Give back the full listing verbatim, apart from its images.

_ _ _ _

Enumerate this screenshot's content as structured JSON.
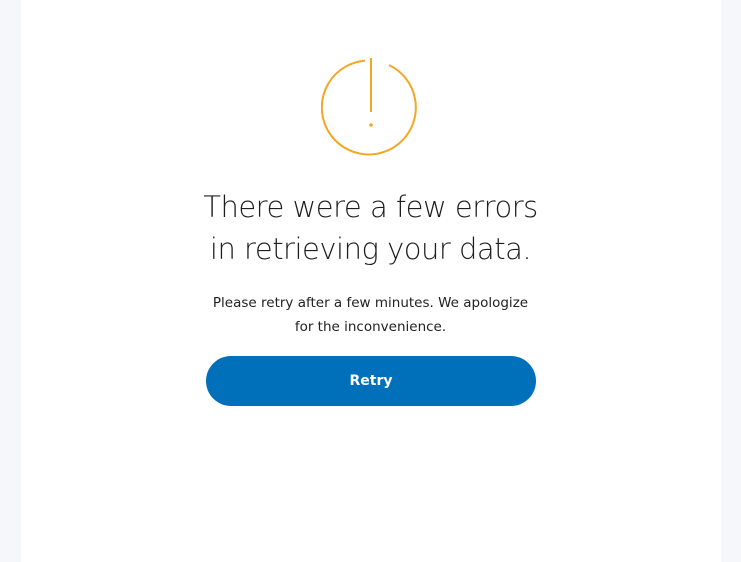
{
  "error_page": {
    "icon": "alert-circle-icon",
    "heading_line1": "There were a few errors",
    "heading_line2": "in retrieving your data.",
    "message_line1": "Please retry after a few minutes. We apologize",
    "message_line2": "for the inconvenience.",
    "retry_label": "Retry"
  },
  "colors": {
    "accent": "#0070ba",
    "warning": "#f5a623",
    "background": "#f5f7fa",
    "panel": "#ffffff"
  }
}
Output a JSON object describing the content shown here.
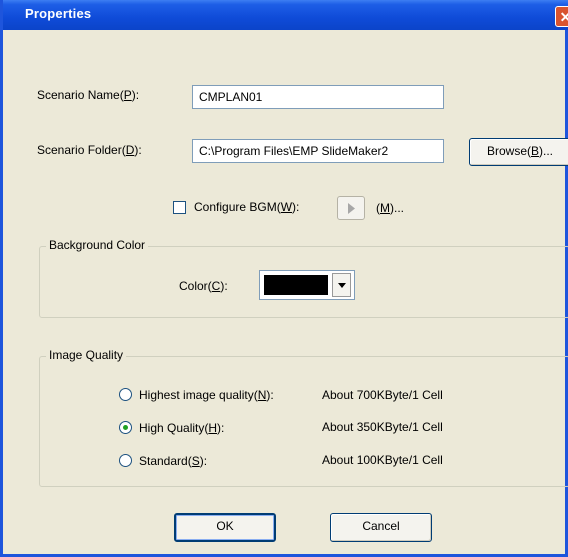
{
  "window": {
    "title": "Properties",
    "close_glyph": "✕"
  },
  "scenario_name": {
    "label_prefix": "Scenario Name(",
    "accel": "P",
    "label_suffix": "):",
    "value": "CMPLAN01"
  },
  "scenario_folder": {
    "label_prefix": "Scenario Folder(",
    "accel": "D",
    "label_suffix": "):",
    "value": "C:\\Program Files\\EMP SlideMaker2"
  },
  "browse_button": {
    "prefix": "Browse(",
    "accel": "B",
    "suffix": ")..."
  },
  "bgm": {
    "label_prefix": "Configure BGM(",
    "accel": "W",
    "label_suffix": "):",
    "checked": false,
    "play_icon": "play-icon",
    "file_prefix": "(",
    "file_accel": "M",
    "file_suffix": ")..."
  },
  "background_color": {
    "legend": "Background Color",
    "label_prefix": "Color(",
    "accel": "C",
    "label_suffix": "):",
    "value_color": "#000000"
  },
  "image_quality": {
    "legend": "Image Quality",
    "options": [
      {
        "prefix": "Highest image quality(",
        "accel": "N",
        "suffix": "):",
        "desc": "About 700KByte/1 Cell",
        "selected": false
      },
      {
        "prefix": "High Quality(",
        "accel": "H",
        "suffix": "):",
        "desc": "About 350KByte/1 Cell",
        "selected": true
      },
      {
        "prefix": "Standard(",
        "accel": "S",
        "suffix": "):",
        "desc": "About 100KByte/1 Cell",
        "selected": false
      }
    ]
  },
  "buttons": {
    "ok": "OK",
    "cancel": "Cancel"
  },
  "colors": {
    "titlebar": "#0b44c9",
    "dialog_bg": "#ece9d8",
    "close": "#d9542f"
  }
}
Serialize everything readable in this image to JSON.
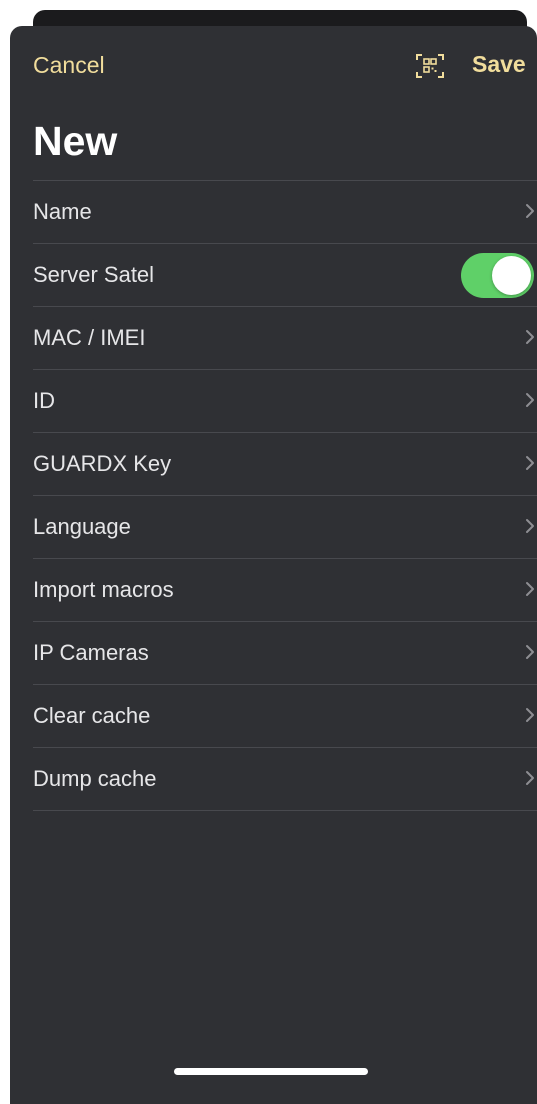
{
  "nav": {
    "cancel_label": "Cancel",
    "save_label": "Save",
    "qr_icon": "qr-scan-icon",
    "accent_color": "#f1dd9c"
  },
  "page": {
    "title": "New"
  },
  "settings": {
    "items": [
      {
        "label": "Name",
        "control": "chevron"
      },
      {
        "label": "Server Satel",
        "control": "toggle",
        "value": true
      },
      {
        "label": "MAC / IMEI",
        "control": "chevron"
      },
      {
        "label": "ID",
        "control": "chevron"
      },
      {
        "label": "GUARDX Key",
        "control": "chevron"
      },
      {
        "label": "Language",
        "control": "chevron"
      },
      {
        "label": "Import macros",
        "control": "chevron"
      },
      {
        "label": "IP Cameras",
        "control": "chevron"
      },
      {
        "label": "Clear cache",
        "control": "chevron"
      },
      {
        "label": "Dump cache",
        "control": "chevron"
      }
    ]
  },
  "colors": {
    "background": "#2f3034",
    "toggle_on": "#5fd068",
    "separator": "#48494e"
  }
}
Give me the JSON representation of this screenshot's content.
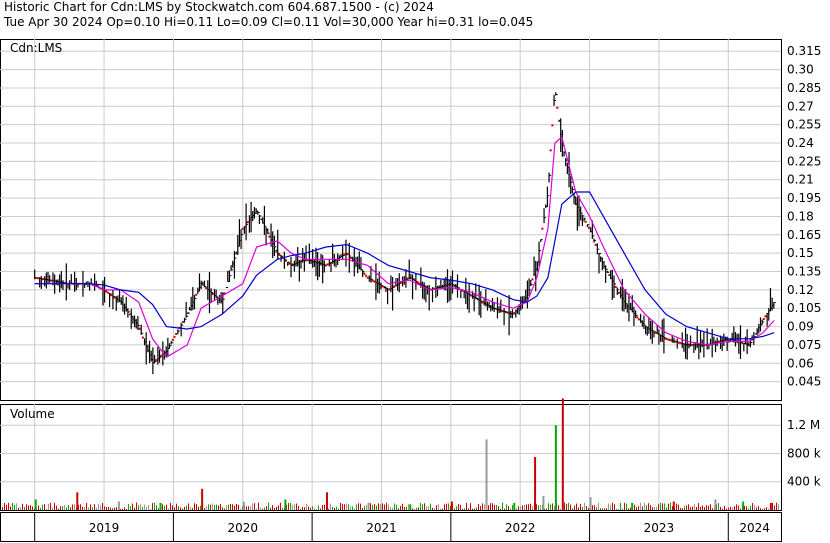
{
  "header": {
    "line1": "Historic Chart for Cdn:LMS by Stockwatch.com 604.687.1500 - (c) 2024",
    "line2": "Tue Apr 30 2024  Op=0.10  Hi=0.11  Lo=0.09  Cl=0.11  Vol=30,000  Year hi=0.31  lo=0.045"
  },
  "chart_data": [
    {
      "type": "line",
      "title": "Cdn:LMS",
      "ylim": [
        0.03,
        0.325
      ],
      "yticks": [
        "0.315",
        "0.30",
        "0.285",
        "0.27",
        "0.255",
        "0.24",
        "0.225",
        "0.21",
        "0.195",
        "0.18",
        "0.165",
        "0.15",
        "0.135",
        "0.12",
        "0.105",
        "0.09",
        "0.075",
        "0.06",
        "0.045"
      ],
      "x": [
        2019.0,
        2019.25,
        2019.4,
        2019.5,
        2019.62,
        2019.75,
        2019.85,
        2019.95,
        2020.1,
        2020.2,
        2020.35,
        2020.5,
        2020.6,
        2020.75,
        2020.85,
        2020.95,
        2021.1,
        2021.25,
        2021.4,
        2021.55,
        2021.7,
        2021.85,
        2022.0,
        2022.15,
        2022.3,
        2022.45,
        2022.55,
        2022.62,
        2022.7,
        2022.75,
        2022.8,
        2022.9,
        2023.0,
        2023.1,
        2023.25,
        2023.4,
        2023.55,
        2023.7,
        2023.85,
        2024.0,
        2024.15,
        2024.25,
        2024.33
      ],
      "series": [
        {
          "values": [
            0.13,
            0.125,
            0.125,
            0.12,
            0.11,
            0.09,
            0.06,
            0.07,
            0.1,
            0.125,
            0.11,
            0.17,
            0.185,
            0.15,
            0.14,
            0.145,
            0.14,
            0.15,
            0.13,
            0.12,
            0.13,
            0.12,
            0.125,
            0.115,
            0.105,
            0.1,
            0.115,
            0.14,
            0.2,
            0.285,
            0.24,
            0.19,
            0.17,
            0.14,
            0.11,
            0.09,
            0.08,
            0.075,
            0.075,
            0.08,
            0.075,
            0.095,
            0.11
          ]
        },
        {
          "values": [
            0.125,
            0.125,
            0.125,
            0.12,
            0.12,
            0.11,
            0.08,
            0.065,
            0.075,
            0.105,
            0.115,
            0.125,
            0.155,
            0.16,
            0.15,
            0.145,
            0.145,
            0.145,
            0.14,
            0.125,
            0.128,
            0.12,
            0.122,
            0.118,
            0.11,
            0.105,
            0.11,
            0.13,
            0.17,
            0.24,
            0.245,
            0.2,
            0.18,
            0.155,
            0.12,
            0.1,
            0.085,
            0.078,
            0.075,
            0.078,
            0.078,
            0.085,
            0.095
          ]
        },
        {
          "values": [
            0.125,
            0.125,
            0.125,
            0.124,
            0.12,
            0.118,
            0.108,
            0.09,
            0.088,
            0.09,
            0.1,
            0.115,
            0.132,
            0.145,
            0.148,
            0.15,
            0.155,
            0.157,
            0.15,
            0.14,
            0.135,
            0.13,
            0.128,
            0.125,
            0.12,
            0.112,
            0.11,
            0.115,
            0.13,
            0.16,
            0.19,
            0.2,
            0.2,
            0.18,
            0.15,
            0.12,
            0.1,
            0.09,
            0.085,
            0.08,
            0.08,
            0.082,
            0.085
          ]
        }
      ]
    },
    {
      "type": "bar",
      "title": "Volume",
      "ylim": [
        0,
        1500000
      ],
      "yticks": [
        "1.2 M",
        "800 k",
        "400 k"
      ],
      "x": [
        2019.0,
        2019.3,
        2019.6,
        2019.9,
        2020.2,
        2020.5,
        2020.8,
        2021.1,
        2021.4,
        2021.7,
        2022.0,
        2022.25,
        2022.45,
        2022.6,
        2022.66,
        2022.75,
        2022.8,
        2023.0,
        2023.3,
        2023.6,
        2023.9,
        2024.1,
        2024.3
      ],
      "values": [
        150000,
        250000,
        120000,
        100000,
        300000,
        120000,
        150000,
        250000,
        100000,
        80000,
        120000,
        1000000,
        100000,
        750000,
        200000,
        1200000,
        1580000,
        180000,
        100000,
        120000,
        150000,
        120000,
        100000
      ]
    }
  ],
  "x_axis": {
    "labels": [
      "2019",
      "2020",
      "2021",
      "2022",
      "2023",
      "2024"
    ]
  },
  "colors": {
    "price_bars": "#000000",
    "down_marks": "#cc0000",
    "ma_short": "#dd00dd",
    "ma_long": "#0000cc",
    "volume_up": "#00aa00",
    "volume_down": "#cc0000",
    "volume_neutral": "#999999",
    "grid": "#cccccc"
  }
}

_ _ _ _

**Written reply**
Enumerate this screenshot's content as structured JSON.
{
  "error_page": {
    "icon": "alert-circle-icon",
    "heading_line1": "There were a few errors",
    "heading_line2": "in retrieving your data.",
    "message_line1": "Please retry after a few minutes. We apologize",
    "message_line2": "for the inconvenience.",
    "retry_label": "Retry"
  },
  "colors": {
    "accent": "#0070ba",
    "warning": "#f5a623",
    "background": "#f5f7fa",
    "panel": "#ffffff"
  }
}
Output a JSON object describing the content shown here.
{
  "window": {
    "title": "Properties",
    "close_glyph": "✕"
  },
  "scenario_name": {
    "label_prefix": "Scenario Name(",
    "accel": "P",
    "label_suffix": "):",
    "value": "CMPLAN01"
  },
  "scenario_folder": {
    "label_prefix": "Scenario Folder(",
    "accel": "D",
    "label_suffix": "):",
    "value": "C:\\Program Files\\EMP SlideMaker2"
  },
  "browse_button": {
    "prefix": "Browse(",
    "accel": "B",
    "suffix": ")..."
  },
  "bgm": {
    "label_prefix": "Configure BGM(",
    "accel": "W",
    "label_suffix": "):",
    "checked": false,
    "play_icon": "play-icon",
    "file_prefix": "(",
    "file_accel": "M",
    "file_suffix": ")..."
  },
  "background_color": {
    "legend": "Background Color",
    "label_prefix": "Color(",
    "accel": "C",
    "label_suffix": "):",
    "value_color": "#000000"
  },
  "image_quality": {
    "legend": "Image Quality",
    "options": [
      {
        "prefix": "Highest image quality(",
        "accel": "N",
        "suffix": "):",
        "desc": "About 700KByte/1 Cell",
        "selected": false
      },
      {
        "prefix": "High Quality(",
        "accel": "H",
        "suffix": "):",
        "desc": "About 350KByte/1 Cell",
        "selected": true
      },
      {
        "prefix": "Standard(",
        "accel": "S",
        "suffix": "):",
        "desc": "About 100KByte/1 Cell",
        "selected": false
      }
    ]
  },
  "buttons": {
    "ok": "OK",
    "cancel": "Cancel"
  },
  "colors": {
    "titlebar": "#0b44c9",
    "dialog_bg": "#ece9d8",
    "close": "#d9542f"
  }
}
Serialize everything readable in this image to JSON.
{
  "nav": {
    "cancel_label": "Cancel",
    "save_label": "Save",
    "qr_icon": "qr-scan-icon",
    "accent_color": "#f1dd9c"
  },
  "page": {
    "title": "New"
  },
  "settings": {
    "items": [
      {
        "label": "Name",
        "control": "chevron"
      },
      {
        "label": "Server Satel",
        "control": "toggle",
        "value": true
      },
      {
        "label": "MAC / IMEI",
        "control": "chevron"
      },
      {
        "label": "ID",
        "control": "chevron"
      },
      {
        "label": "GUARDX Key",
        "control": "chevron"
      },
      {
        "label": "Language",
        "control": "chevron"
      },
      {
        "label": "Import macros",
        "control": "chevron"
      },
      {
        "label": "IP Cameras",
        "control": "chevron"
      },
      {
        "label": "Clear cache",
        "control": "chevron"
      },
      {
        "label": "Dump cache",
        "control": "chevron"
      }
    ]
  },
  "colors": {
    "background": "#2f3034",
    "toggle_on": "#5fd068",
    "separator": "#48494e"
  }
}
Give me the JSON representation of this screenshot's content.
{
  "header": {
    "line1": "Historic Chart for Cdn:LMS by Stockwatch.com 604.687.1500 - (c) 2024",
    "line2": "Tue Apr 30 2024  Op=0.10  Hi=0.11  Lo=0.09  Cl=0.11  Vol=30,000  Year hi=0.31  lo=0.045"
  },
  "chart_data": [
    {
      "type": "line",
      "title": "Cdn:LMS",
      "ylim": [
        0.03,
        0.325
      ],
      "yticks": [
        "0.315",
        "0.30",
        "0.285",
        "0.27",
        "0.255",
        "0.24",
        "0.225",
        "0.21",
        "0.195",
        "0.18",
        "0.165",
        "0.15",
        "0.135",
        "0.12",
        "0.105",
        "0.09",
        "0.075",
        "0.06",
        "0.045"
      ],
      "x": [
        2019.0,
        2019.25,
        2019.4,
        2019.5,
        2019.62,
        2019.75,
        2019.85,
        2019.95,
        2020.1,
        2020.2,
        2020.35,
        2020.5,
        2020.6,
        2020.75,
        2020.85,
        2020.95,
        2021.1,
        2021.25,
        2021.4,
        2021.55,
        2021.7,
        2021.85,
        2022.0,
        2022.15,
        2022.3,
        2022.45,
        2022.55,
        2022.62,
        2022.7,
        2022.75,
        2022.8,
        2022.9,
        2023.0,
        2023.1,
        2023.25,
        2023.4,
        2023.55,
        2023.7,
        2023.85,
        2024.0,
        2024.15,
        2024.25,
        2024.33
      ],
      "series": [
        {
          "values": [
            0.13,
            0.125,
            0.125,
            0.12,
            0.11,
            0.09,
            0.06,
            0.07,
            0.1,
            0.125,
            0.11,
            0.17,
            0.185,
            0.15,
            0.14,
            0.145,
            0.14,
            0.15,
            0.13,
            0.12,
            0.13,
            0.12,
            0.125,
            0.115,
            0.105,
            0.1,
            0.115,
            0.14,
            0.2,
            0.285,
            0.24,
            0.19,
            0.17,
            0.14,
            0.11,
            0.09,
            0.08,
            0.075,
            0.075,
            0.08,
            0.075,
            0.095,
            0.11
          ]
        },
        {
          "values": [
            0.125,
            0.125,
            0.125,
            0.12,
            0.12,
            0.11,
            0.08,
            0.065,
            0.075,
            0.105,
            0.115,
            0.125,
            0.155,
            0.16,
            0.15,
            0.145,
            0.145,
            0.145,
            0.14,
            0.125,
            0.128,
            0.12,
            0.122,
            0.118,
            0.11,
            0.105,
            0.11,
            0.13,
            0.17,
            0.24,
            0.245,
            0.2,
            0.18,
            0.155,
            0.12,
            0.1,
            0.085,
            0.078,
            0.075,
            0.078,
            0.078,
            0.085,
            0.095
          ]
        },
        {
          "values": [
            0.125,
            0.125,
            0.125,
            0.124,
            0.12,
            0.118,
            0.108,
            0.09,
            0.088,
            0.09,
            0.1,
            0.115,
            0.132,
            0.145,
            0.148,
            0.15,
            0.155,
            0.157,
            0.15,
            0.14,
            0.135,
            0.13,
            0.128,
            0.125,
            0.12,
            0.112,
            0.11,
            0.115,
            0.13,
            0.16,
            0.19,
            0.2,
            0.2,
            0.18,
            0.15,
            0.12,
            0.1,
            0.09,
            0.085,
            0.08,
            0.08,
            0.082,
            0.085
          ]
        }
      ]
    },
    {
      "type": "bar",
      "title": "Volume",
      "ylim": [
        0,
        1500000
      ],
      "yticks": [
        "1.2 M",
        "800 k",
        "400 k"
      ],
      "x": [
        2019.0,
        2019.3,
        2019.6,
        2019.9,
        2020.2,
        2020.5,
        2020.8,
        2021.1,
        2021.4,
        2021.7,
        2022.0,
        2022.25,
        2022.45,
        2022.6,
        2022.66,
        2022.75,
        2022.8,
        2023.0,
        2023.3,
        2023.6,
        2023.9,
        2024.1,
        2024.3
      ],
      "values": [
        150000,
        250000,
        120000,
        100000,
        300000,
        120000,
        150000,
        250000,
        100000,
        80000,
        120000,
        1000000,
        100000,
        750000,
        200000,
        1200000,
        1580000,
        180000,
        100000,
        120000,
        150000,
        120000,
        100000
      ]
    }
  ],
  "x_axis": {
    "labels": [
      "2019",
      "2020",
      "2021",
      "2022",
      "2023",
      "2024"
    ]
  },
  "colors": {
    "price_bars": "#000000",
    "down_marks": "#cc0000",
    "ma_short": "#dd00dd",
    "ma_long": "#0000cc",
    "volume_up": "#00aa00",
    "volume_down": "#cc0000",
    "volume_neutral": "#999999",
    "grid": "#cccccc"
  }
}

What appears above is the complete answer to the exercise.